[WHAT TO WORK ON]
Output all the entries word for word. Omit the pictures.

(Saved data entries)
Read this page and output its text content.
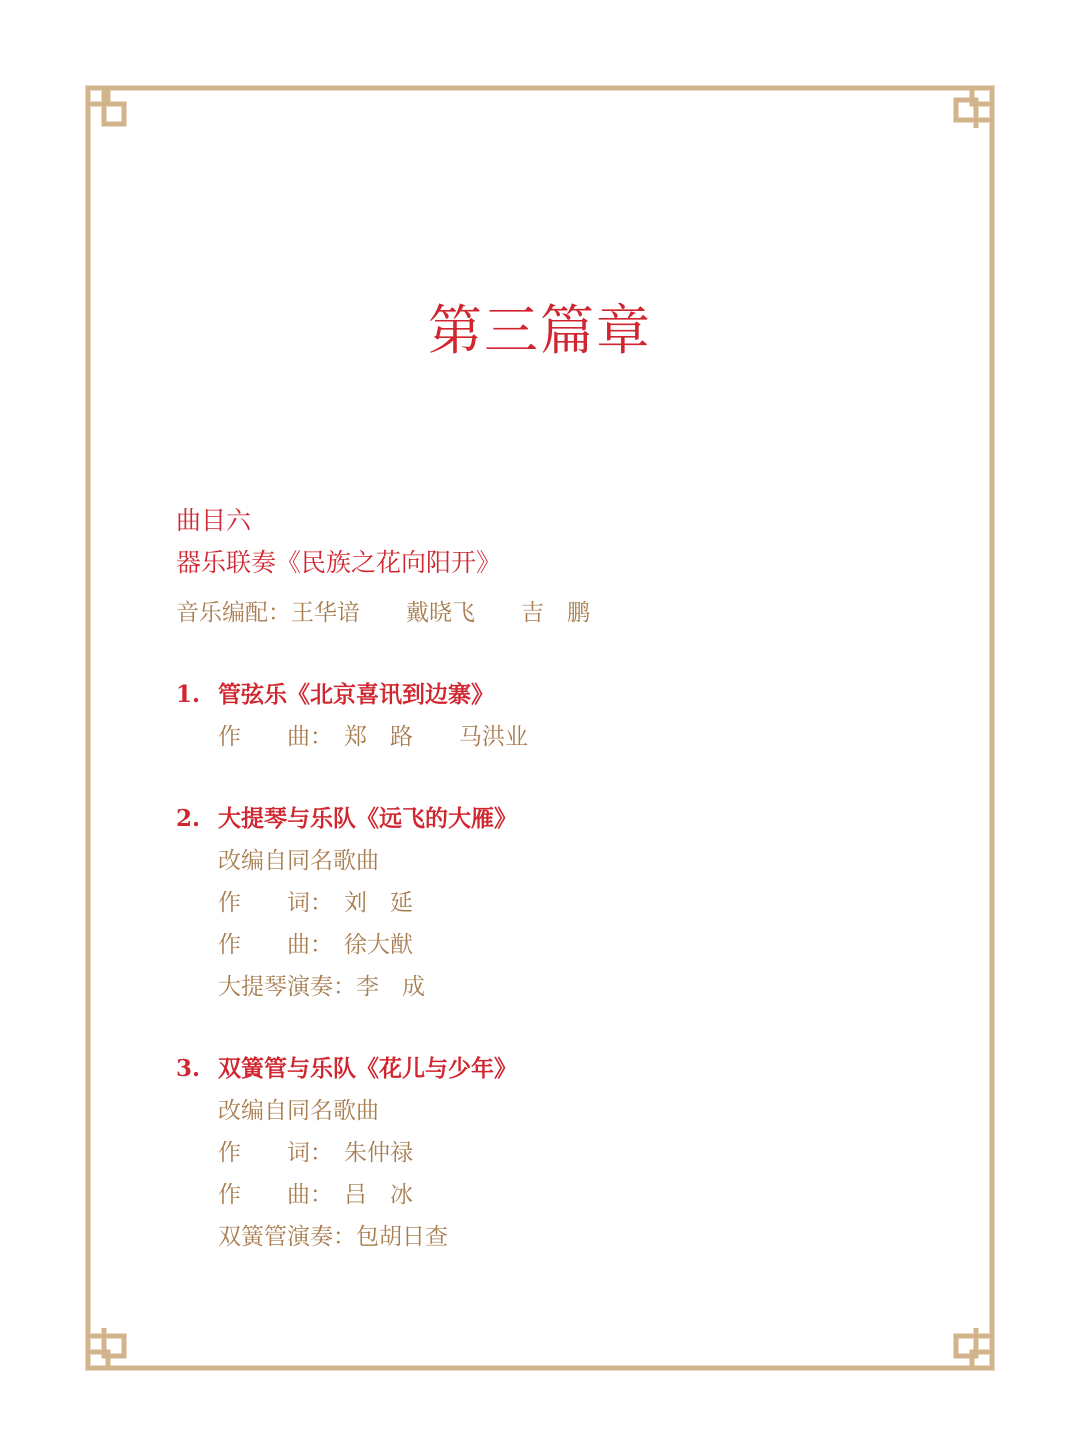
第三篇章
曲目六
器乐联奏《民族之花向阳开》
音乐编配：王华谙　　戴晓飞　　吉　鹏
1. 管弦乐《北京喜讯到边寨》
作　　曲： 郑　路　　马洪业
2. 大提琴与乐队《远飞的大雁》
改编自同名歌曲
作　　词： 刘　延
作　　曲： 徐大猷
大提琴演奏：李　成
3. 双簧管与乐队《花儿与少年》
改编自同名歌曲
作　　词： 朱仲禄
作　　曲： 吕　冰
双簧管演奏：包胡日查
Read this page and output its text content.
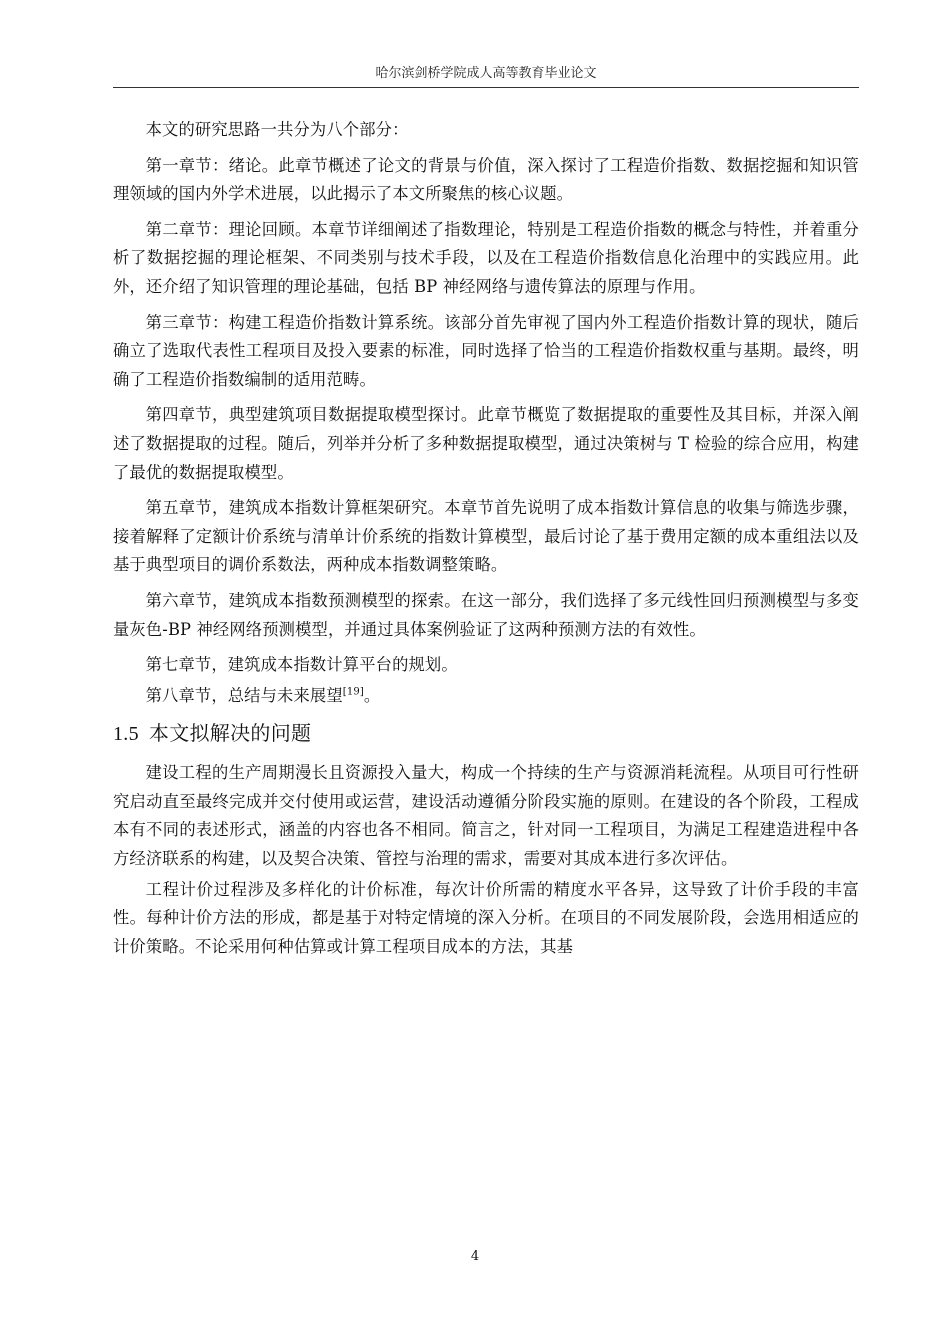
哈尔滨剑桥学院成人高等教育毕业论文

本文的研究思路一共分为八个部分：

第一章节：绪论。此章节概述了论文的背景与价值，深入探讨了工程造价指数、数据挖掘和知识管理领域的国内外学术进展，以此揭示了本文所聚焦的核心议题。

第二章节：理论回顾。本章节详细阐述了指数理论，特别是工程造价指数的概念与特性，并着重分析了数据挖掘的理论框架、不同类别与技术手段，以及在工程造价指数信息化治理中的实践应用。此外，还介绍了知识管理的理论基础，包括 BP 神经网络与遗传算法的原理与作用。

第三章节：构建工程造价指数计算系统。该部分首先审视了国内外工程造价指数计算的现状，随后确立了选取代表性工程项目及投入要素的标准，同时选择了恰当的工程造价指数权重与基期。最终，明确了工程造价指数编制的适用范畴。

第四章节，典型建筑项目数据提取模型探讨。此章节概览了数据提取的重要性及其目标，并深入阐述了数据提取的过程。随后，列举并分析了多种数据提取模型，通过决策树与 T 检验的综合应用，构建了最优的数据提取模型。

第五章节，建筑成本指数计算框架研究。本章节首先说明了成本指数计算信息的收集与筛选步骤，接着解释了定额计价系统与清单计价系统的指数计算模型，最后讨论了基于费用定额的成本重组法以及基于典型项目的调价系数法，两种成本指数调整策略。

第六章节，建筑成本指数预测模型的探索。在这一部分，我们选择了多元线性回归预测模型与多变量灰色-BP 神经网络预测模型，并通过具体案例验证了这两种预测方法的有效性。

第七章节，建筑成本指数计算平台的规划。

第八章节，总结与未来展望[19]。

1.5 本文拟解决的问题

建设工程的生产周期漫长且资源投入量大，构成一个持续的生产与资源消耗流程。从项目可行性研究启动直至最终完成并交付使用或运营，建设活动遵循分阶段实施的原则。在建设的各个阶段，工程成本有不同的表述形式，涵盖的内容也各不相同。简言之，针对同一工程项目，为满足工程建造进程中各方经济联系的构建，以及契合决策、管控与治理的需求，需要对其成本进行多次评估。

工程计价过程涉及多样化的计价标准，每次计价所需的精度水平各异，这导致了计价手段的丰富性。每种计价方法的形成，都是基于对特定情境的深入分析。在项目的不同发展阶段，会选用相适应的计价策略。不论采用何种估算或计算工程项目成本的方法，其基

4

[RESPONSE TO THE EXERCISE]
Read this page and output its text content.
第三篇章
曲目六
器乐联奏《民族之花向阳开》
音乐编配：王华谙　　戴晓飞　　吉　鹏
1. 管弦乐《北京喜讯到边寨》
作　　曲： 郑　路　　马洪业
2. 大提琴与乐队《远飞的大雁》
改编自同名歌曲
作　　词： 刘　延
作　　曲： 徐大猷
大提琴演奏：李　成
3. 双簧管与乐队《花儿与少年》
改编自同名歌曲
作　　词： 朱仲禄
作　　曲： 吕　冰
双簧管演奏：包胡日查
Read this page and output its text content.
哈尔滨剑桥学院成人高等教育毕业论文

本文的研究思路一共分为八个部分：

第一章节：绪论。此章节概述了论文的背景与价值，深入探讨了工程造价指数、数据挖掘和知识管理领域的国内外学术进展，以此揭示了本文所聚焦的核心议题。

第二章节：理论回顾。本章节详细阐述了指数理论，特别是工程造价指数的概念与特性，并着重分析了数据挖掘的理论框架、不同类别与技术手段，以及在工程造价指数信息化治理中的实践应用。此外，还介绍了知识管理的理论基础，包括 BP 神经网络与遗传算法的原理与作用。

第三章节：构建工程造价指数计算系统。该部分首先审视了国内外工程造价指数计算的现状，随后确立了选取代表性工程项目及投入要素的标准，同时选择了恰当的工程造价指数权重与基期。最终，明确了工程造价指数编制的适用范畴。

第四章节，典型建筑项目数据提取模型探讨。此章节概览了数据提取的重要性及其目标，并深入阐述了数据提取的过程。随后，列举并分析了多种数据提取模型，通过决策树与 T 检验的综合应用，构建了最优的数据提取模型。

第五章节，建筑成本指数计算框架研究。本章节首先说明了成本指数计算信息的收集与筛选步骤，接着解释了定额计价系统与清单计价系统的指数计算模型，最后讨论了基于费用定额的成本重组法以及基于典型项目的调价系数法，两种成本指数调整策略。

第六章节，建筑成本指数预测模型的探索。在这一部分，我们选择了多元线性回归预测模型与多变量灰色-BP 神经网络预测模型，并通过具体案例验证了这两种预测方法的有效性。

第七章节，建筑成本指数计算平台的规划。

第八章节，总结与未来展望[19]。

1.5 本文拟解决的问题

建设工程的生产周期漫长且资源投入量大，构成一个持续的生产与资源消耗流程。从项目可行性研究启动直至最终完成并交付使用或运营，建设活动遵循分阶段实施的原则。在建设的各个阶段，工程成本有不同的表述形式，涵盖的内容也各不相同。简言之，针对同一工程项目，为满足工程建造进程中各方经济联系的构建，以及契合决策、管控与治理的需求，需要对其成本进行多次评估。

工程计价过程涉及多样化的计价标准，每次计价所需的精度水平各异，这导致了计价手段的丰富性。每种计价方法的形成，都是基于对特定情境的深入分析。在项目的不同发展阶段，会选用相适应的计价策略。不论采用何种估算或计算工程项目成本的方法，其基

4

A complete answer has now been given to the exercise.